▶ Written task: Without the images, print all the entries below exactly as given.

Rows from a dataset:
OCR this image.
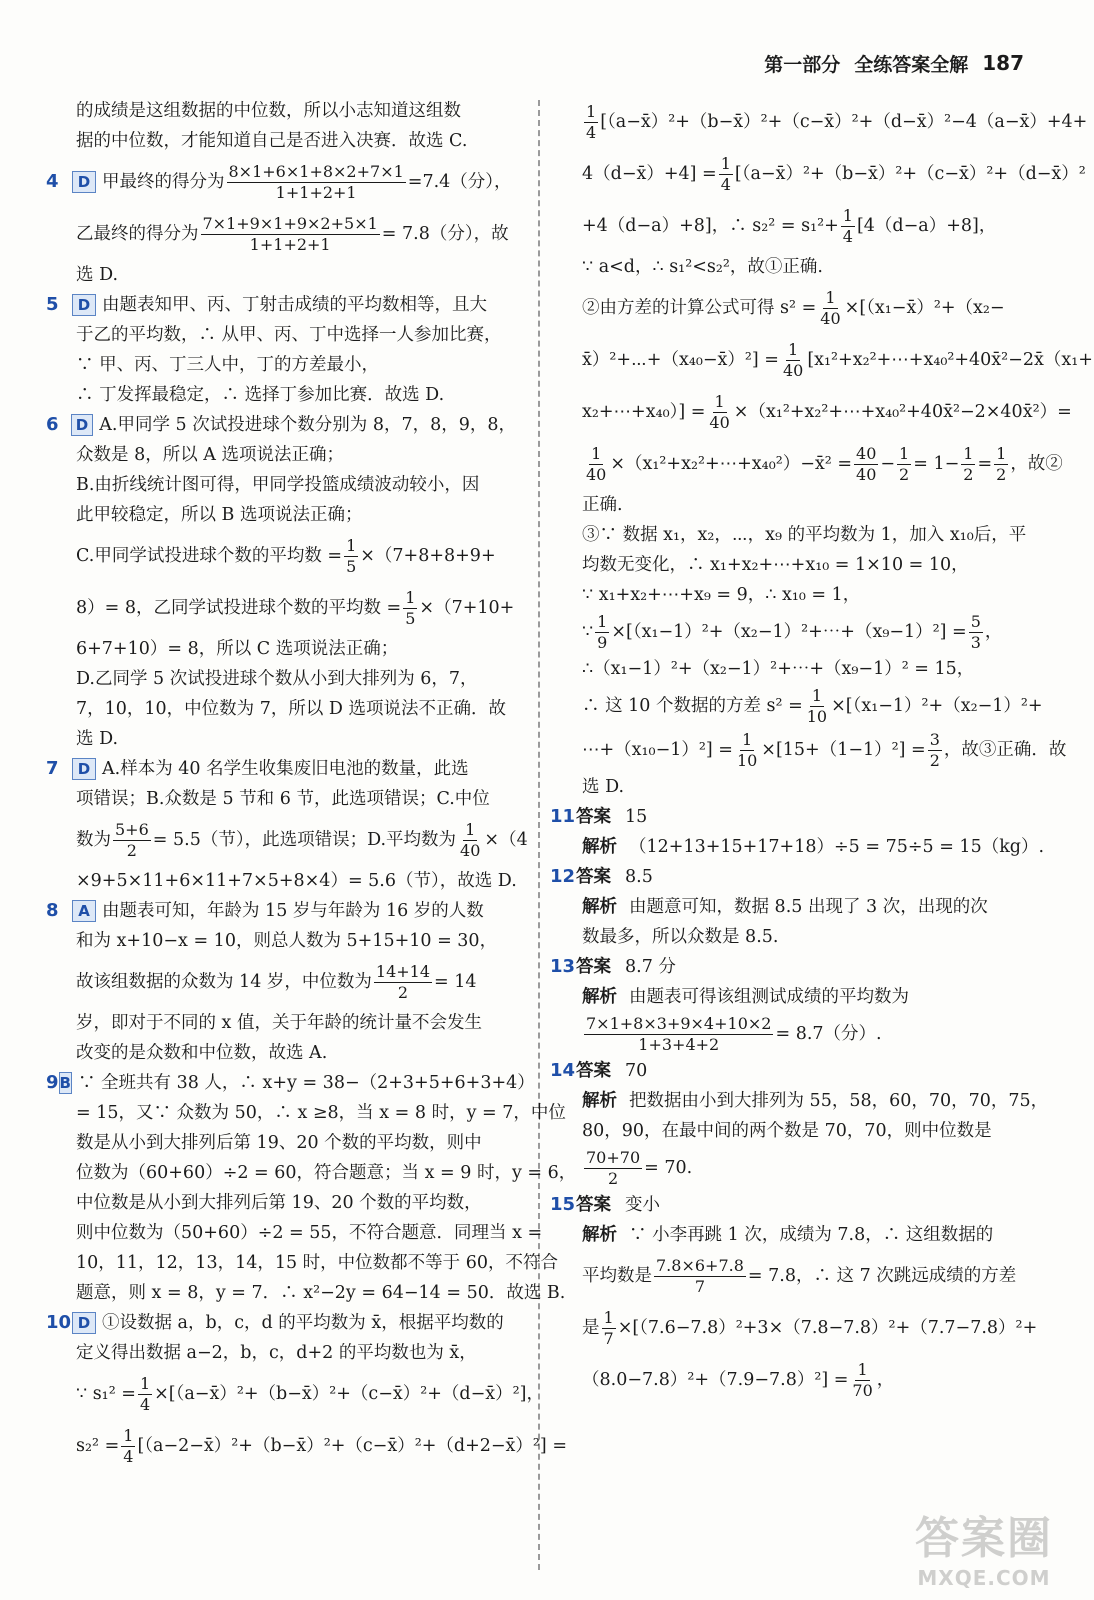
第一部分 全练答案全解 187
的成绩是这组数据的中位数，所以小志知道这组数
据的中位数，才能知道自己是否进入决赛．故选 C.
4	D 甲最终的得分为 $\frac{8\times 1+6\times 1+8\times 2+7\times 1}{1+1+2+1} =7.4$（分），
乙最终的得分为 $\frac{7\times 1+9\times 1+9\times 2+5\times 1}{1+1+2+1} = 7.8$（分），故
选 D.
5	D 由题表知甲、丙、丁射击成绩的平均数相等，且大
于乙的平均数，∴ 从甲、丙、丁中选择一人参加比赛，
∵ 甲、丙、丁三人中，丁的方差最小，
∴ 丁发挥最稳定，∴ 选择丁参加比赛．故选 D.
6	D A.甲同学 5 次试投进球个数分别为 8，7，8，9，8，
众数是 8，所以 A 选项说法正确；
B.由折线统计图可得，甲同学投篮成绩波动较小，因
此甲较稳定，所以 B 选项说法正确；
C.甲同学试投进球个数的平均数 = $\frac{1}{5} \times(7+8+8+9+$
8）= 8，乙同学试投进球个数的平均数 = $\frac{1}{5} \times(7+10+$
6+7+10）= 8，所以 C 选项说法正确；
D.乙同学 5 次试投进球个数从小到大排列为 6，7，
7，10，10，中位数为 7，所以 D 选项说法不正确．故
选 D.
7	D A.样本为 40 名学生收集废旧电池的数量，此选
项错误；B.众数是 5 节和 6 节，此选项错误；C.中位
数为 $\frac{5+6}{2} = 5.5$（节），此选项错误；D.平均数为 $\frac{1}{40} \times(4$
×9+5×11+6×11+7×5+8×4）= 5.6（节），故选 D.
8	A 由题表可知，年龄为 15 岁与年龄为 16 岁的人数
和为 x+10−x = 10，则总人数为 5+15+10 = 30，
故该组数据的众数为 14 岁，中位数为 $\frac{14+14}{2} = 14$
岁，即对于不同的 x 值，关于年龄的统计量不会发生
改变的是众数和中位数，故选 A.
9 B ∵ 全班共有 38 人，∴ x+y = 38−（2+3+5+6+3+4）
= 15，又∵ 众数为 50，∴ x ≥8，当 x = 8 时，y = 7，中位
数是从小到大排列后第 19、20 个数的平均数，则中
位数为（60+60）÷2 = 60，符合题意；当 x = 9 时，y = 6，
中位数是从小到大排列后第 19、20 个数的平均数，
则中位数为（50+60）÷2 = 55，不符合题意．同理当 x =
10，11，12，13，14，15 时，中位数都不等于 60，不符合
题意，则 x = 8，y = 7．∴ x²−2y = 64−14 = 50．故选 B.
10 D ①设数据 a，b，c，d 的平均数为 x̄，根据平均数的
定义得出数据 a−2，b，c，d+2 的平均数也为 x̄，
∵ $s_1^2 = \frac{1}{4}$ ×[（a−x̄）²+（b−x̄）²+（c−x̄）²+（d−x̄）²]，
$s_2^2 = \frac{1}{4}$ [（a−2−x̄）²+（b−x̄）²+（c−x̄）²+（d+2−x̄）²] =
$\frac{1}{4}$ [（a−x̄）²+（b−x̄）²+（c−x̄）²+（d−x̄）²−4（a−x̄）+4+
4（d−x̄）+4] = $\frac{1}{4}$ [（a−x̄）²+（b−x̄）²+（c−x̄）²+（d−x̄）²
+4（d−a）+8]，∴ $s_2^2 = s_1^2+ \frac{1}{4} [4(d-a)+8]$，
∵ a<d，∴ s₁²<s₂²，故①正确.
②由方差的计算公式可得 $s^2 = \frac{1}{40}$ ×[（x₁−x̄）²+（x₂−
x̄）²+⋯+（x₄₀−x̄）²] = $\frac{1}{40}$ [x₁²+x₂²+⋯+x₄₀²+40x̄²−2x̄（x₁+
x₂+⋯+x₄₀）] = $\frac{1}{40}$ ×（x₁²+x₂²+⋯+x₄₀²+40x̄²−2×40x̄²）=
$\frac{1}{40}$ ×（x₁²+x₂²+⋯+x₄₀²）−x̄² = $\frac{40}{40} - \frac{1}{2} = 1- \frac{1}{2} = \frac{1}{2}$ ，故②
正确.
③∵ 数据 x₁，x₂，⋯，x₉ 的平均数为 1，加入 x₁₀后，平
均数无变化，∴ x₁+x₂+⋯+x₁₀ = 1×10 = 10，
∵ x₁+x₂+⋯+x₉ = 9，∴ x₁₀ = 1，
∵ $\frac{1}{9}$ ×[（x₁−1）²+（x₂−1）²+⋯+（x₉−1）²] = $\frac{5}{3}$ ，
∴（x₁−1）²+（x₂−1）²+⋯+（x₉−1）² = 15，
∴ 这 10 个数据的方差 $s^2 = \frac{1}{10} \times[(x_1-1)^2+(x_2-1)^2+$
⋯+（x₁₀−1）²] = $\frac{1}{10} \times[15+(1-1)^2] = \frac{3}{2}$ ，故③正确．故
选 D.
11 答案 15
解析 （12+13+15+17+18）÷5 = 75÷5 = 15（kg）.
12 答案 8.5
解析 由题意可知，数据 8.5 出现了 3 次，出现的次
数最多，所以众数是 8.5.
13 答案 8.7 分
解析 由题表可得该组测试成绩的平均数为
$\frac{7\times 1+8\times 3+9\times 4+10\times 2}{1+3+4+2} = 8.7$（分）.
14 答案 70
解析 把数据由小到大排列为 55，58，60，70，70，75，
80，90，在最中间的两个数是 70，70，则中位数是
$\frac{70+70}{2} = 70$.
15 答案 变小
解析 ∵ 小李再跳 1 次，成绩为 7.8，∴ 这组数据的
平均数是 $\frac{7.8\times 6+7.8}{7} = 7.8$，∴ 这 7 次跳远成绩的方差
是 $\frac{1}{7} \times[(7.6-7.8)^2+3\times(7.8-7.8)^2+(7.7-7.8)^2+$
$(8.0-7.8)^2+(7.9-7.8)^2] = \frac{1}{70}$ ，
答案圈
MXQE.COM
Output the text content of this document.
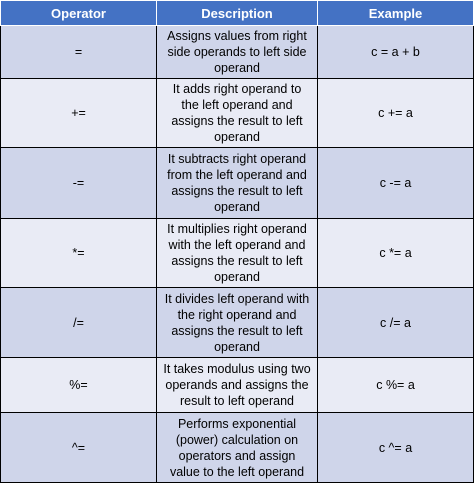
Operator	Description	Example
=	Assigns values from right side operands to left side operand	c = a + b
+=	It adds right operand to the left operand and assigns the result to left operand	c += a
-=	It subtracts right operand from the left operand and assigns the result to left operand	c -= a
*=	It multiplies right operand with the left operand and assigns the result to left operand	c *= a
/=	It divides left operand with the right operand and assigns the result to left operand	c /= a
%=	It takes modulus using two operands and assigns the result to left operand	c %= a
^=	Performs exponential (power) calculation on operators and assign value to the left operand	c ^= a
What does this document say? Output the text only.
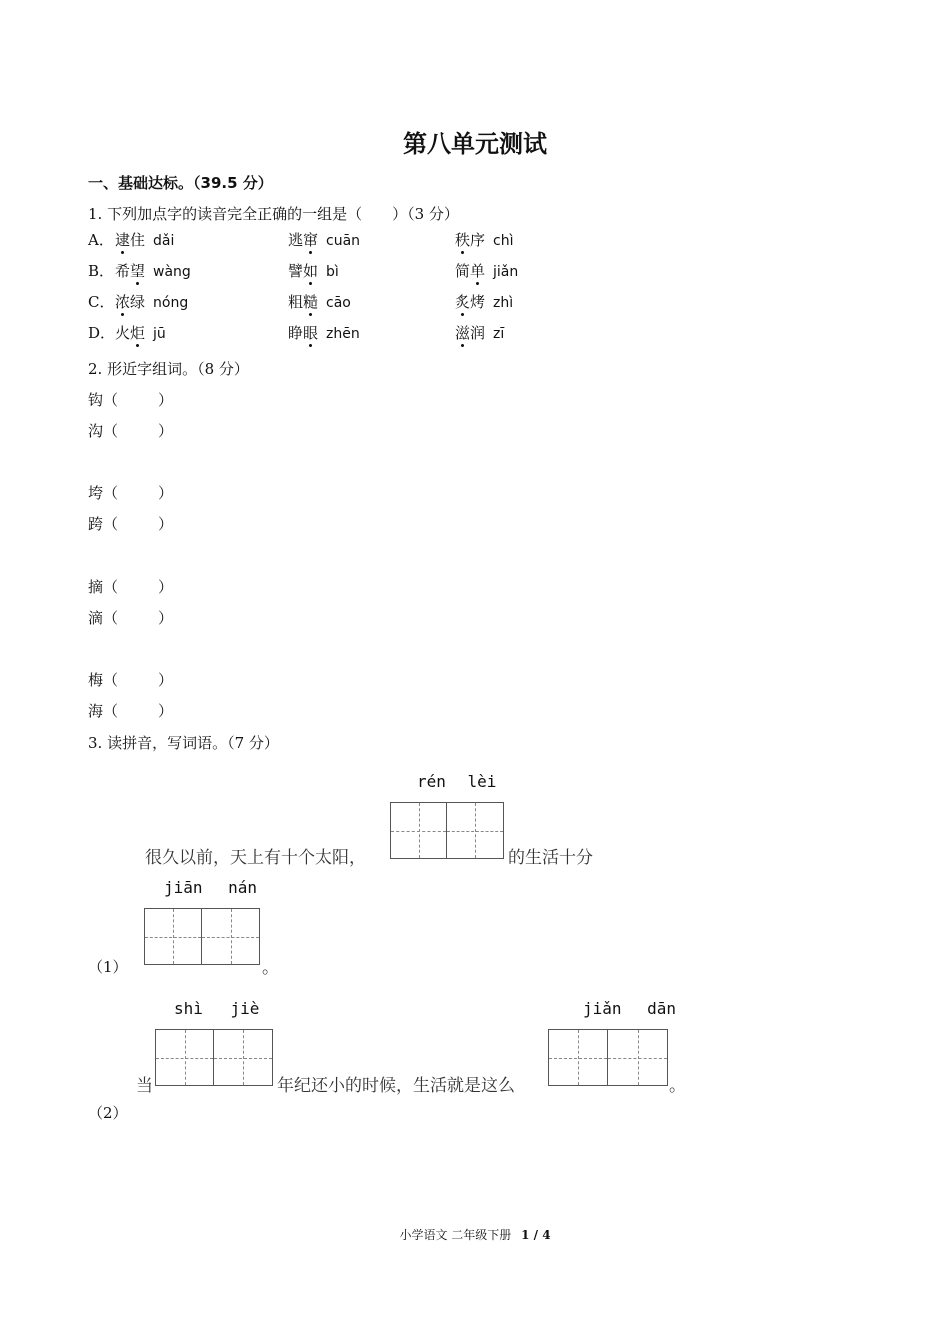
第八单元测试
一、基础达标。（39.5 分）
1. 下列加点字的读音完全正确的一组是（　　）（3 分）
A． 逮住 dǎi	逃窜 cuān	秩序 chì
B． 希望 wàng	譬如 bì	简单 jiǎn
C． 浓绿 nóng	粗糙 cāo	炙烤 zhì
D． 火炬 jū	睁眼 zhēn	滋润 zī
2. 形近字组词。（8 分）
钩（	）
沟（	）
垮（	）
跨（	）
摘（	）
滴（	）
梅（	）
海（	）
3. 读拼音，写词语。（7 分）
rén lèi
很久以前，天上有十个太阳，	的生活十分
jiān nán
。
（1）
shì jiè
当	年纪还小的时候，生活就是这么
jiǎn dān
。
（2）
小学语文 二年级下册 1 / 4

▶ Result for this exercise:
OCR this image.
第一部分 全练答案全解 187
的成绩是这组数据的中位数，所以小志知道这组数
据的中位数，才能知道自己是否进入决赛．故选 C.
4	D 甲最终的得分为 $\frac{8\times 1+6\times 1+8\times 2+7\times 1}{1+1+2+1} =7.4$（分），
乙最终的得分为 $\frac{7\times 1+9\times 1+9\times 2+5\times 1}{1+1+2+1} = 7.8$（分），故
选 D.
5	D 由题表知甲、丙、丁射击成绩的平均数相等，且大
于乙的平均数，∴ 从甲、丙、丁中选择一人参加比赛，
∵ 甲、丙、丁三人中，丁的方差最小，
∴ 丁发挥最稳定，∴ 选择丁参加比赛．故选 D.
6	D A.甲同学 5 次试投进球个数分别为 8，7，8，9，8，
众数是 8，所以 A 选项说法正确；
B.由折线统计图可得，甲同学投篮成绩波动较小，因
此甲较稳定，所以 B 选项说法正确；
C.甲同学试投进球个数的平均数 = $\frac{1}{5} \times(7+8+8+9+$
8）= 8，乙同学试投进球个数的平均数 = $\frac{1}{5} \times(7+10+$
6+7+10）= 8，所以 C 选项说法正确；
D.乙同学 5 次试投进球个数从小到大排列为 6，7，
7，10，10，中位数为 7，所以 D 选项说法不正确．故
选 D.
7	D A.样本为 40 名学生收集废旧电池的数量，此选
项错误；B.众数是 5 节和 6 节，此选项错误；C.中位
数为 $\frac{5+6}{2} = 5.5$（节），此选项错误；D.平均数为 $\frac{1}{40} \times(4$
×9+5×11+6×11+7×5+8×4）= 5.6（节），故选 D.
8	A 由题表可知，年龄为 15 岁与年龄为 16 岁的人数
和为 x+10−x = 10，则总人数为 5+15+10 = 30，
故该组数据的众数为 14 岁，中位数为 $\frac{14+14}{2} = 14$
岁，即对于不同的 x 值，关于年龄的统计量不会发生
改变的是众数和中位数，故选 A.
9 B ∵ 全班共有 38 人，∴ x+y = 38−（2+3+5+6+3+4）
= 15，又∵ 众数为 50，∴ x ≥8，当 x = 8 时，y = 7，中位
数是从小到大排列后第 19、20 个数的平均数，则中
位数为（60+60）÷2 = 60，符合题意；当 x = 9 时，y = 6，
中位数是从小到大排列后第 19、20 个数的平均数，
则中位数为（50+60）÷2 = 55，不符合题意．同理当 x =
10，11，12，13，14，15 时，中位数都不等于 60，不符合
题意，则 x = 8，y = 7．∴ x²−2y = 64−14 = 50．故选 B.
10 D ①设数据 a，b，c，d 的平均数为 x̄，根据平均数的
定义得出数据 a−2，b，c，d+2 的平均数也为 x̄，
∵ $s_1^2 = \frac{1}{4}$ ×[（a−x̄）²+（b−x̄）²+（c−x̄）²+（d−x̄）²]，
$s_2^2 = \frac{1}{4}$ [（a−2−x̄）²+（b−x̄）²+（c−x̄）²+（d+2−x̄）²] =
$\frac{1}{4}$ [（a−x̄）²+（b−x̄）²+（c−x̄）²+（d−x̄）²−4（a−x̄）+4+
4（d−x̄）+4] = $\frac{1}{4}$ [（a−x̄）²+（b−x̄）²+（c−x̄）²+（d−x̄）²
+4（d−a）+8]，∴ $s_2^2 = s_1^2+ \frac{1}{4} [4(d-a)+8]$，
∵ a<d，∴ s₁²<s₂²，故①正确.
②由方差的计算公式可得 $s^2 = \frac{1}{40}$ ×[（x₁−x̄）²+（x₂−
x̄）²+⋯+（x₄₀−x̄）²] = $\frac{1}{40}$ [x₁²+x₂²+⋯+x₄₀²+40x̄²−2x̄（x₁+
x₂+⋯+x₄₀）] = $\frac{1}{40}$ ×（x₁²+x₂²+⋯+x₄₀²+40x̄²−2×40x̄²）=
$\frac{1}{40}$ ×（x₁²+x₂²+⋯+x₄₀²）−x̄² = $\frac{40}{40} - \frac{1}{2} = 1- \frac{1}{2} = \frac{1}{2}$ ，故②
正确.
③∵ 数据 x₁，x₂，⋯，x₉ 的平均数为 1，加入 x₁₀后，平
均数无变化，∴ x₁+x₂+⋯+x₁₀ = 1×10 = 10，
∵ x₁+x₂+⋯+x₉ = 9，∴ x₁₀ = 1，
∵ $\frac{1}{9}$ ×[（x₁−1）²+（x₂−1）²+⋯+（x₉−1）²] = $\frac{5}{3}$ ，
∴（x₁−1）²+（x₂−1）²+⋯+（x₉−1）² = 15，
∴ 这 10 个数据的方差 $s^2 = \frac{1}{10} \times[(x_1-1)^2+(x_2-1)^2+$
⋯+（x₁₀−1）²] = $\frac{1}{10} \times[15+(1-1)^2] = \frac{3}{2}$ ，故③正确．故
选 D.
11 答案 15
解析 （12+13+15+17+18）÷5 = 75÷5 = 15（kg）.
12 答案 8.5
解析 由题意可知，数据 8.5 出现了 3 次，出现的次
数最多，所以众数是 8.5.
13 答案 8.7 分
解析 由题表可得该组测试成绩的平均数为
$\frac{7\times 1+8\times 3+9\times 4+10\times 2}{1+3+4+2} = 8.7$（分）.
14 答案 70
解析 把数据由小到大排列为 55，58，60，70，70，75，
80，90，在最中间的两个数是 70，70，则中位数是
$\frac{70+70}{2} = 70$.
15 答案 变小
解析 ∵ 小李再跳 1 次，成绩为 7.8，∴ 这组数据的
平均数是 $\frac{7.8\times 6+7.8}{7} = 7.8$，∴ 这 7 次跳远成绩的方差
是 $\frac{1}{7} \times[(7.6-7.8)^2+3\times(7.8-7.8)^2+(7.7-7.8)^2+$
$(8.0-7.8)^2+(7.9-7.8)^2] = \frac{1}{70}$ ，
答案圈
MXQE.COM
Output the text content of this document.
Operator	Description	Example
=	Assigns values from right side operands to left side operand	c = a + b
+=	It adds right operand to the left operand and assigns the result to left operand	c += a
-=	It subtracts right operand from the left operand and assigns the result to left operand	c -= a
*=	It multiplies right operand with the left operand and assigns the result to left operand	c *= a
/=	It divides left operand with the right operand and assigns the result to left operand	c /= a
%=	It takes modulus using two operands and assigns the result to left operand	c %= a
^=	Performs exponential (power) calculation on operators and assign value to the left operand	c ^= a
What does this document say? Output the text only.
第八单元测试
一、基础达标。（39.5 分）
1. 下列加点字的读音完全正确的一组是（　　）（3 分）
A． 逮住 dǎi	逃窜 cuān	秩序 chì
B． 希望 wàng	譬如 bì	简单 jiǎn
C． 浓绿 nóng	粗糙 cāo	炙烤 zhì
D． 火炬 jū	睁眼 zhēn	滋润 zī
2. 形近字组词。（8 分）
钩（	）
沟（	）
垮（	）
跨（	）
摘（	）
滴（	）
梅（	）
海（	）
3. 读拼音，写词语。（7 分）
rén lèi
很久以前，天上有十个太阳，	的生活十分
jiān nán
。
（1）
shì jiè
当	年纪还小的时候，生活就是这么
jiǎn dān
。
（2）
小学语文 二年级下册 1 / 4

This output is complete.